■ **Travail demandé**
a – Traduisez en anglais cette phrase de l'intervention sur la sécurité civile : « Un Canadair coûte environ 25 millions d'euros. »
b – Dans l'intervention sur la sécurité civile, restituez à l'identique le passage qui va de « Intervention de Christian » jusqu'à « de cette mission. ».

■ **Texte du document**
========================================

Intervention de Christian Estrosi

Réunion du 6 décembre 2006 à 22h00
Loi de finances pour 2007 — Sécurité civile

Christian Estrosi, ministre délégué à l'aménagement du territoire :

Monsieur le président, mesdames, messieurs les sénateurs, je remercie les rapporteurs de leur analyse approfondie et pertinente des enjeux de la mission « Sécurité civile », et je vais m'efforcer de leur répondre, ainsi qu'aux orateurs, tout en apportant un éclairage sur les principales articulations du budget pour 2007 de cette mission.

Je commencerai par évoquer les grands programmes d'équipement en moyens aériens. En cinq ans, de 2002 à 2007, notre gouvernement aura à la fois remis à niveau et considérablement diversifié et modernisé la flotte de bombardiers d'eau.

Nous acquerrons en 2007 le douzième Canadair, perdu en 1997 mais qui n'a jamais été remplacé. Le rapporteur spécial, M. Haut, a demandé à juste titre des précisions sur le schéma de financement de l'acquisition de ce dernier aéronef, schéma qui n'était pas fixé au moment de la discussion devant l'Assemblée nationale. Un Canadair coûte environ 25 millions d'euros. Son financement fera appel, pour une part significative, soit environ 10 millions d'euros, à des économies réalisées par les services opérationnels de la sécurité civile et, pour une autre part, d'environ 15 millions d'euros, à des économies de constatation sur les dépenses du titre 2 des deux programmes de la mission « Sécurité civile ».

========================================

■ **Données fournies**

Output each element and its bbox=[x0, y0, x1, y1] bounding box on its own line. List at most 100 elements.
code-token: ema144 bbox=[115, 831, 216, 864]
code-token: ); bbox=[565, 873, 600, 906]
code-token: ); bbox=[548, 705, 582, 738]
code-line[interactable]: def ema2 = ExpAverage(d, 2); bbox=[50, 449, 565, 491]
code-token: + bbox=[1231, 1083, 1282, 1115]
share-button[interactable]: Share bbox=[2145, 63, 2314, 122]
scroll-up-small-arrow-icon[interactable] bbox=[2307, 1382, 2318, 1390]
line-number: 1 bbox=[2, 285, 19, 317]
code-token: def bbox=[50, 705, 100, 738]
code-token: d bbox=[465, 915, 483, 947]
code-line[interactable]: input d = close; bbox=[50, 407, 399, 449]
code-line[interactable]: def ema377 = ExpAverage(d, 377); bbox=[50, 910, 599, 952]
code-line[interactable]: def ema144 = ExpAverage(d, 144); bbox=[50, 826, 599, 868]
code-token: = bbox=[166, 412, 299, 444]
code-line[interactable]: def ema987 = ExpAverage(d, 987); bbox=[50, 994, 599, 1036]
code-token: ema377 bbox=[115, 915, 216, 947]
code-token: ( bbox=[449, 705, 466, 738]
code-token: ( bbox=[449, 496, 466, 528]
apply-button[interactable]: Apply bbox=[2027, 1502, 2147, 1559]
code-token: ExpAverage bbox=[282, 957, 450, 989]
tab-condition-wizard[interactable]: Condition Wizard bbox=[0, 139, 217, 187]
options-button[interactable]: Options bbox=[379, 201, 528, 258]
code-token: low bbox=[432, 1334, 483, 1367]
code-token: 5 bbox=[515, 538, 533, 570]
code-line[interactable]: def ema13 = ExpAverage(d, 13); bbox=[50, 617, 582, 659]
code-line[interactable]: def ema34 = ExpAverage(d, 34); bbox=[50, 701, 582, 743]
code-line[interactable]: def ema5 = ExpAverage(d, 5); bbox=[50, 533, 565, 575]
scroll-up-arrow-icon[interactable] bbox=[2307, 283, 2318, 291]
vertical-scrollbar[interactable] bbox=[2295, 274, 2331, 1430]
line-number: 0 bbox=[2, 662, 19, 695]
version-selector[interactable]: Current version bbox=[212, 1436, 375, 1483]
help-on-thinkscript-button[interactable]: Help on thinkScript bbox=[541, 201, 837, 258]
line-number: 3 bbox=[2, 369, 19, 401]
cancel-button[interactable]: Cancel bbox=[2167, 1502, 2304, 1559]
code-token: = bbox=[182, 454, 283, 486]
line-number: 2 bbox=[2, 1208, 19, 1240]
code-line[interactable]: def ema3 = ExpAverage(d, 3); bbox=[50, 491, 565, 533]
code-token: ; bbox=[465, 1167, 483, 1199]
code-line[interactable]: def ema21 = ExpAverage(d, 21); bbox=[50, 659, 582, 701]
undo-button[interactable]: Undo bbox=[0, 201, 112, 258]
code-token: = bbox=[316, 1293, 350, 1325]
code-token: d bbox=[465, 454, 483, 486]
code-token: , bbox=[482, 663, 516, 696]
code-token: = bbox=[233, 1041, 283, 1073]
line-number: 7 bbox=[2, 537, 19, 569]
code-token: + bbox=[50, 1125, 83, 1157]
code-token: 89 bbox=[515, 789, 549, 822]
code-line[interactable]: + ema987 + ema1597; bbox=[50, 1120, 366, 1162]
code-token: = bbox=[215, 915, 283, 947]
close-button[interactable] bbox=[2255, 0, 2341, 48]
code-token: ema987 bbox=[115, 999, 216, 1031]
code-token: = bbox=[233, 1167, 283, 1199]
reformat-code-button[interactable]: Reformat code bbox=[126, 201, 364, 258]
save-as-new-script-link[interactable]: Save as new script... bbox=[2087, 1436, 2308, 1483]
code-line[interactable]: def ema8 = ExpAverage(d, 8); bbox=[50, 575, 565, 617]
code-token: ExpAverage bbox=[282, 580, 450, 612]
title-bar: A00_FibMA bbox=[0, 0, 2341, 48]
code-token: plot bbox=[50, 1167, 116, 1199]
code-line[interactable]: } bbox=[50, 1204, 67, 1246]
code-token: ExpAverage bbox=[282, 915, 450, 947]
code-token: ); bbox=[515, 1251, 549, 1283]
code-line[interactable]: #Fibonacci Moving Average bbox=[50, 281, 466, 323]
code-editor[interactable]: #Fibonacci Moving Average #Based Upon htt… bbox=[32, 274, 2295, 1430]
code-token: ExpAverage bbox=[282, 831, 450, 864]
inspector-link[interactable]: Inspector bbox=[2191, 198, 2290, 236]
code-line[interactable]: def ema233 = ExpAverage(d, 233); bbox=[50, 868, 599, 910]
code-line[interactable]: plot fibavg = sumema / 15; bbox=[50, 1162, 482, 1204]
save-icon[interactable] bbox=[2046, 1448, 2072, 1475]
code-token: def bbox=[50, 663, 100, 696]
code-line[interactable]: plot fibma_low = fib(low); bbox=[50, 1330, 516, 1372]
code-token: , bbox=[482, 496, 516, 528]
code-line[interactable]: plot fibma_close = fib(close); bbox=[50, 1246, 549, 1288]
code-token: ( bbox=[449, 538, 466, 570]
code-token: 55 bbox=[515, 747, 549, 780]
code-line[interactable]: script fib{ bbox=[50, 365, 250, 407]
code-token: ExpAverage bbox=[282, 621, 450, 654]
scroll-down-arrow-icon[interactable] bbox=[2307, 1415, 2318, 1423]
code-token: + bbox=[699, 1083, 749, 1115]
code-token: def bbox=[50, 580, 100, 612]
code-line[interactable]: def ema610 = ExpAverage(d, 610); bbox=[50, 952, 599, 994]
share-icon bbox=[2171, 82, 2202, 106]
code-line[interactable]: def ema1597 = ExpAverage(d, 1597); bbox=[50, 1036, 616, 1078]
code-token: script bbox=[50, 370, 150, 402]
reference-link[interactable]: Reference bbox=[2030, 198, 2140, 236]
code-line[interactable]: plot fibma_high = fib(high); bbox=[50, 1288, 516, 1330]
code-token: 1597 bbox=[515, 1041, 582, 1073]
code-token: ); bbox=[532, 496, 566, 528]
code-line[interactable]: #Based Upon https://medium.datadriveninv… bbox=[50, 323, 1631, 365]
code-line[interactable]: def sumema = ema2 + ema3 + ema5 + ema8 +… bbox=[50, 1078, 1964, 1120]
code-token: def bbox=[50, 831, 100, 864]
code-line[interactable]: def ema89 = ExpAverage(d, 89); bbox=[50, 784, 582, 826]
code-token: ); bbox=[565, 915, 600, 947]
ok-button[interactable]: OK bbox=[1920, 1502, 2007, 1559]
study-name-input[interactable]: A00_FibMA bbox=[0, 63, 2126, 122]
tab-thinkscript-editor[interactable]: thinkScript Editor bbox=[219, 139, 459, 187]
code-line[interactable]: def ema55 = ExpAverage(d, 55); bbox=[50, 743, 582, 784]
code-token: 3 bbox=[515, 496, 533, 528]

========================================

■ **Réponses rédigées**
a – A Canadair costs about 25 million euros.

b –
Intervention de Christian Estrosi

Réunion du 6 décembre 2006 à 22h00
Loi de finances pour 2007 — Sécurité civile

Christian Estrosi, ministre délégué à l'aménagement du territoire :

Monsieur le président, mesdames, messieurs les sénateurs, je remercie les rapporteurs de leur analyse approfondie et pertinente des enjeux de la mission « Sécurité civile », et je vais m'efforcer de leur répondre, ainsi qu'aux orateurs, tout en apportant un éclairage sur les principales articulations du budget pour 2007 de cette mission.